--- Data entries ---

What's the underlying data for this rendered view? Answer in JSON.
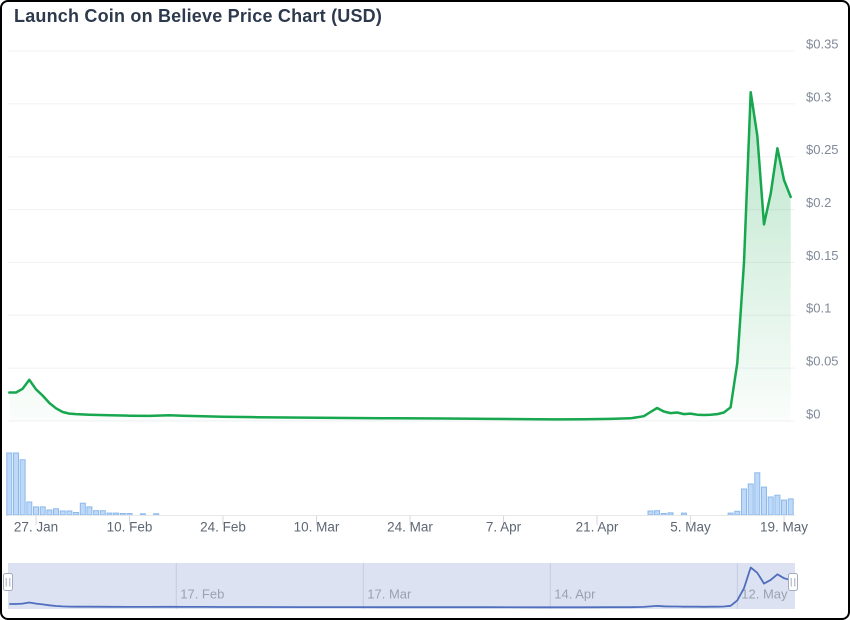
{
  "title": "Launch Coin on Believe Price Chart (USD)",
  "colors": {
    "title_text": "#2d3a4d",
    "price_line": "#17a74e",
    "price_fill_top": "rgba(23,167,78,0.30)",
    "price_fill_bottom": "rgba(23,167,78,0.02)",
    "volume_fill": "#bed9f8",
    "volume_stroke": "#8cb8ec",
    "gridline": "#f0f1f3",
    "axis_line": "#e7e8ea",
    "axis_tick": "#d5d8dc",
    "x_label": "#5d6773",
    "y_label": "#808a99",
    "nav_background": "#dce2f1",
    "nav_line": "#4f6fbe",
    "nav_gridline": "#c6cce0",
    "nav_label": "#9aa1b0",
    "handle_fill": "#ffffff",
    "handle_border": "#a3abbf"
  },
  "chart_data": {
    "type": "line",
    "title": "Launch Coin on Believe Price Chart (USD)",
    "currency": "USD",
    "legend": "none",
    "grid": "horizontal",
    "y_axis": {
      "position": "right",
      "min": 0,
      "max": 0.35,
      "tick_interval": 0.05,
      "values": [
        0,
        0.05,
        0.1,
        0.15,
        0.2,
        0.25,
        0.3,
        0.35
      ],
      "labels": [
        "$0",
        "$0.05",
        "$0.1",
        "$0.15",
        "$0.2",
        "$0.25",
        "$0.3",
        "$0.35"
      ]
    },
    "x_axis": {
      "ticks": [
        {
          "label": "27. Jan"
        },
        {
          "label": "10. Feb"
        },
        {
          "label": "24. Feb"
        },
        {
          "label": "10. Mar"
        },
        {
          "label": "24. Mar"
        },
        {
          "label": "7. Apr"
        },
        {
          "label": "21. Apr"
        },
        {
          "label": "5. May"
        },
        {
          "label": "19. May"
        }
      ]
    },
    "price_series_usd": [
      {
        "date": "23. Jan",
        "v": 0.027
      },
      {
        "date": "24. Jan",
        "v": 0.027
      },
      {
        "date": "25. Jan",
        "v": 0.0305
      },
      {
        "date": "26. Jan",
        "v": 0.039
      },
      {
        "date": "27. Jan",
        "v": 0.03
      },
      {
        "date": "28. Jan",
        "v": 0.024
      },
      {
        "date": "29. Jan",
        "v": 0.017
      },
      {
        "date": "30. Jan",
        "v": 0.012
      },
      {
        "date": "31. Jan",
        "v": 0.0085
      },
      {
        "date": "1. Feb",
        "v": 0.007
      },
      {
        "date": "2. Feb",
        "v": 0.0065
      },
      {
        "date": "4. Feb",
        "v": 0.006
      },
      {
        "date": "7. Feb",
        "v": 0.0055
      },
      {
        "date": "10. Feb",
        "v": 0.005
      },
      {
        "date": "13. Feb",
        "v": 0.0048
      },
      {
        "date": "16. Feb",
        "v": 0.0055
      },
      {
        "date": "18. Feb",
        "v": 0.005
      },
      {
        "date": "21. Feb",
        "v": 0.0045
      },
      {
        "date": "24. Feb",
        "v": 0.004
      },
      {
        "date": "1. Mar",
        "v": 0.0036
      },
      {
        "date": "8. Mar",
        "v": 0.0032
      },
      {
        "date": "15. Mar",
        "v": 0.0028
      },
      {
        "date": "22. Mar",
        "v": 0.0026
      },
      {
        "date": "29. Mar",
        "v": 0.0024
      },
      {
        "date": "5. Apr",
        "v": 0.002
      },
      {
        "date": "12. Apr",
        "v": 0.0017
      },
      {
        "date": "15. Apr",
        "v": 0.0015
      },
      {
        "date": "19. Apr",
        "v": 0.0017
      },
      {
        "date": "23. Apr",
        "v": 0.002
      },
      {
        "date": "26. Apr",
        "v": 0.0026
      },
      {
        "date": "28. Apr",
        "v": 0.0045
      },
      {
        "date": "29. Apr",
        "v": 0.0085
      },
      {
        "date": "30. Apr",
        "v": 0.0123
      },
      {
        "date": "1. May",
        "v": 0.009
      },
      {
        "date": "2. May",
        "v": 0.0075
      },
      {
        "date": "3. May",
        "v": 0.008
      },
      {
        "date": "4. May",
        "v": 0.0065
      },
      {
        "date": "5. May",
        "v": 0.007
      },
      {
        "date": "6. May",
        "v": 0.006
      },
      {
        "date": "7. May",
        "v": 0.0057
      },
      {
        "date": "8. May",
        "v": 0.006
      },
      {
        "date": "9. May",
        "v": 0.0065
      },
      {
        "date": "10. May",
        "v": 0.008
      },
      {
        "date": "11. May",
        "v": 0.013
      },
      {
        "date": "12. May",
        "v": 0.055
      },
      {
        "date": "13. May",
        "v": 0.15
      },
      {
        "date": "14. May",
        "v": 0.311
      },
      {
        "date": "15. May",
        "v": 0.27
      },
      {
        "date": "16. May",
        "v": 0.186
      },
      {
        "date": "17. May",
        "v": 0.215
      },
      {
        "date": "18. May",
        "v": 0.258
      },
      {
        "date": "19. May",
        "v": 0.228
      },
      {
        "date": "20. May",
        "v": 0.212
      }
    ],
    "volume_series_relative": {
      "note": "bar heights relative to max daily volume; no numeric volume axis shown",
      "points": [
        {
          "date": "23. Jan",
          "v": 1.0
        },
        {
          "date": "24. Jan",
          "v": 1.0
        },
        {
          "date": "25. Jan",
          "v": 0.89
        },
        {
          "date": "26. Jan",
          "v": 0.21
        },
        {
          "date": "27. Jan",
          "v": 0.13
        },
        {
          "date": "28. Jan",
          "v": 0.13
        },
        {
          "date": "29. Jan",
          "v": 0.08
        },
        {
          "date": "30. Jan",
          "v": 0.1
        },
        {
          "date": "31. Jan",
          "v": 0.065
        },
        {
          "date": "1. Feb",
          "v": 0.065
        },
        {
          "date": "2. Feb",
          "v": 0.04
        },
        {
          "date": "3. Feb",
          "v": 0.19
        },
        {
          "date": "4. Feb",
          "v": 0.13
        },
        {
          "date": "5. Feb",
          "v": 0.07
        },
        {
          "date": "6. Feb",
          "v": 0.07
        },
        {
          "date": "7. Feb",
          "v": 0.03
        },
        {
          "date": "8. Feb",
          "v": 0.03
        },
        {
          "date": "9. Feb",
          "v": 0.025
        },
        {
          "date": "10. Feb",
          "v": 0.025
        },
        {
          "date": "12. Feb",
          "v": 0.016
        },
        {
          "date": "14. Feb",
          "v": 0.016
        },
        {
          "date": "29. Apr",
          "v": 0.065
        },
        {
          "date": "30. Apr",
          "v": 0.07
        },
        {
          "date": "1. May",
          "v": 0.025
        },
        {
          "date": "2. May",
          "v": 0.035
        },
        {
          "date": "4. May",
          "v": 0.03
        },
        {
          "date": "11. May",
          "v": 0.03
        },
        {
          "date": "12. May",
          "v": 0.06
        },
        {
          "date": "13. May",
          "v": 0.42
        },
        {
          "date": "14. May",
          "v": 0.5
        },
        {
          "date": "15. May",
          "v": 0.68
        },
        {
          "date": "16. May",
          "v": 0.45
        },
        {
          "date": "17. May",
          "v": 0.29
        },
        {
          "date": "18. May",
          "v": 0.32
        },
        {
          "date": "19. May",
          "v": 0.24
        },
        {
          "date": "20. May",
          "v": 0.26
        }
      ]
    },
    "navigator": {
      "range_selected": "full",
      "ticks": [
        {
          "label": "17. Feb"
        },
        {
          "label": "17. Mar"
        },
        {
          "label": "14. Apr"
        },
        {
          "label": "12. May"
        }
      ]
    }
  }
}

--- Exercise aim ---
Set every line down exactly as written, leaving each picture out.

--- Response ---
What's the underlying data for this rendered view? Answer in JSON.
{
  "title": "Launch Coin on Believe Price Chart (USD)",
  "colors": {
    "title_text": "#2d3a4d",
    "price_line": "#17a74e",
    "price_fill_top": "rgba(23,167,78,0.30)",
    "price_fill_bottom": "rgba(23,167,78,0.02)",
    "volume_fill": "#bed9f8",
    "volume_stroke": "#8cb8ec",
    "gridline": "#f0f1f3",
    "axis_line": "#e7e8ea",
    "axis_tick": "#d5d8dc",
    "x_label": "#5d6773",
    "y_label": "#808a99",
    "nav_background": "#dce2f1",
    "nav_line": "#4f6fbe",
    "nav_gridline": "#c6cce0",
    "nav_label": "#9aa1b0",
    "handle_fill": "#ffffff",
    "handle_border": "#a3abbf"
  },
  "chart_data": {
    "type": "line",
    "title": "Launch Coin on Believe Price Chart (USD)",
    "currency": "USD",
    "legend": "none",
    "grid": "horizontal",
    "y_axis": {
      "position": "right",
      "min": 0,
      "max": 0.35,
      "tick_interval": 0.05,
      "values": [
        0,
        0.05,
        0.1,
        0.15,
        0.2,
        0.25,
        0.3,
        0.35
      ],
      "labels": [
        "$0",
        "$0.05",
        "$0.1",
        "$0.15",
        "$0.2",
        "$0.25",
        "$0.3",
        "$0.35"
      ]
    },
    "x_axis": {
      "ticks": [
        {
          "label": "27. Jan"
        },
        {
          "label": "10. Feb"
        },
        {
          "label": "24. Feb"
        },
        {
          "label": "10. Mar"
        },
        {
          "label": "24. Mar"
        },
        {
          "label": "7. Apr"
        },
        {
          "label": "21. Apr"
        },
        {
          "label": "5. May"
        },
        {
          "label": "19. May"
        }
      ]
    },
    "price_series_usd": [
      {
        "date": "23. Jan",
        "v": 0.027
      },
      {
        "date": "24. Jan",
        "v": 0.027
      },
      {
        "date": "25. Jan",
        "v": 0.0305
      },
      {
        "date": "26. Jan",
        "v": 0.039
      },
      {
        "date": "27. Jan",
        "v": 0.03
      },
      {
        "date": "28. Jan",
        "v": 0.024
      },
      {
        "date": "29. Jan",
        "v": 0.017
      },
      {
        "date": "30. Jan",
        "v": 0.012
      },
      {
        "date": "31. Jan",
        "v": 0.0085
      },
      {
        "date": "1. Feb",
        "v": 0.007
      },
      {
        "date": "2. Feb",
        "v": 0.0065
      },
      {
        "date": "4. Feb",
        "v": 0.006
      },
      {
        "date": "7. Feb",
        "v": 0.0055
      },
      {
        "date": "10. Feb",
        "v": 0.005
      },
      {
        "date": "13. Feb",
        "v": 0.0048
      },
      {
        "date": "16. Feb",
        "v": 0.0055
      },
      {
        "date": "18. Feb",
        "v": 0.005
      },
      {
        "date": "21. Feb",
        "v": 0.0045
      },
      {
        "date": "24. Feb",
        "v": 0.004
      },
      {
        "date": "1. Mar",
        "v": 0.0036
      },
      {
        "date": "8. Mar",
        "v": 0.0032
      },
      {
        "date": "15. Mar",
        "v": 0.0028
      },
      {
        "date": "22. Mar",
        "v": 0.0026
      },
      {
        "date": "29. Mar",
        "v": 0.0024
      },
      {
        "date": "5. Apr",
        "v": 0.002
      },
      {
        "date": "12. Apr",
        "v": 0.0017
      },
      {
        "date": "15. Apr",
        "v": 0.0015
      },
      {
        "date": "19. Apr",
        "v": 0.0017
      },
      {
        "date": "23. Apr",
        "v": 0.002
      },
      {
        "date": "26. Apr",
        "v": 0.0026
      },
      {
        "date": "28. Apr",
        "v": 0.0045
      },
      {
        "date": "29. Apr",
        "v": 0.0085
      },
      {
        "date": "30. Apr",
        "v": 0.0123
      },
      {
        "date": "1. May",
        "v": 0.009
      },
      {
        "date": "2. May",
        "v": 0.0075
      },
      {
        "date": "3. May",
        "v": 0.008
      },
      {
        "date": "4. May",
        "v": 0.0065
      },
      {
        "date": "5. May",
        "v": 0.007
      },
      {
        "date": "6. May",
        "v": 0.006
      },
      {
        "date": "7. May",
        "v": 0.0057
      },
      {
        "date": "8. May",
        "v": 0.006
      },
      {
        "date": "9. May",
        "v": 0.0065
      },
      {
        "date": "10. May",
        "v": 0.008
      },
      {
        "date": "11. May",
        "v": 0.013
      },
      {
        "date": "12. May",
        "v": 0.055
      },
      {
        "date": "13. May",
        "v": 0.15
      },
      {
        "date": "14. May",
        "v": 0.311
      },
      {
        "date": "15. May",
        "v": 0.27
      },
      {
        "date": "16. May",
        "v": 0.186
      },
      {
        "date": "17. May",
        "v": 0.215
      },
      {
        "date": "18. May",
        "v": 0.258
      },
      {
        "date": "19. May",
        "v": 0.228
      },
      {
        "date": "20. May",
        "v": 0.212
      }
    ],
    "volume_series_relative": {
      "note": "bar heights relative to max daily volume; no numeric volume axis shown",
      "points": [
        {
          "date": "23. Jan",
          "v": 1.0
        },
        {
          "date": "24. Jan",
          "v": 1.0
        },
        {
          "date": "25. Jan",
          "v": 0.89
        },
        {
          "date": "26. Jan",
          "v": 0.21
        },
        {
          "date": "27. Jan",
          "v": 0.13
        },
        {
          "date": "28. Jan",
          "v": 0.13
        },
        {
          "date": "29. Jan",
          "v": 0.08
        },
        {
          "date": "30. Jan",
          "v": 0.1
        },
        {
          "date": "31. Jan",
          "v": 0.065
        },
        {
          "date": "1. Feb",
          "v": 0.065
        },
        {
          "date": "2. Feb",
          "v": 0.04
        },
        {
          "date": "3. Feb",
          "v": 0.19
        },
        {
          "date": "4. Feb",
          "v": 0.13
        },
        {
          "date": "5. Feb",
          "v": 0.07
        },
        {
          "date": "6. Feb",
          "v": 0.07
        },
        {
          "date": "7. Feb",
          "v": 0.03
        },
        {
          "date": "8. Feb",
          "v": 0.03
        },
        {
          "date": "9. Feb",
          "v": 0.025
        },
        {
          "date": "10. Feb",
          "v": 0.025
        },
        {
          "date": "12. Feb",
          "v": 0.016
        },
        {
          "date": "14. Feb",
          "v": 0.016
        },
        {
          "date": "29. Apr",
          "v": 0.065
        },
        {
          "date": "30. Apr",
          "v": 0.07
        },
        {
          "date": "1. May",
          "v": 0.025
        },
        {
          "date": "2. May",
          "v": 0.035
        },
        {
          "date": "4. May",
          "v": 0.03
        },
        {
          "date": "11. May",
          "v": 0.03
        },
        {
          "date": "12. May",
          "v": 0.06
        },
        {
          "date": "13. May",
          "v": 0.42
        },
        {
          "date": "14. May",
          "v": 0.5
        },
        {
          "date": "15. May",
          "v": 0.68
        },
        {
          "date": "16. May",
          "v": 0.45
        },
        {
          "date": "17. May",
          "v": 0.29
        },
        {
          "date": "18. May",
          "v": 0.32
        },
        {
          "date": "19. May",
          "v": 0.24
        },
        {
          "date": "20. May",
          "v": 0.26
        }
      ]
    },
    "navigator": {
      "range_selected": "full",
      "ticks": [
        {
          "label": "17. Feb"
        },
        {
          "label": "17. Mar"
        },
        {
          "label": "14. Apr"
        },
        {
          "label": "12. May"
        }
      ]
    }
  }
}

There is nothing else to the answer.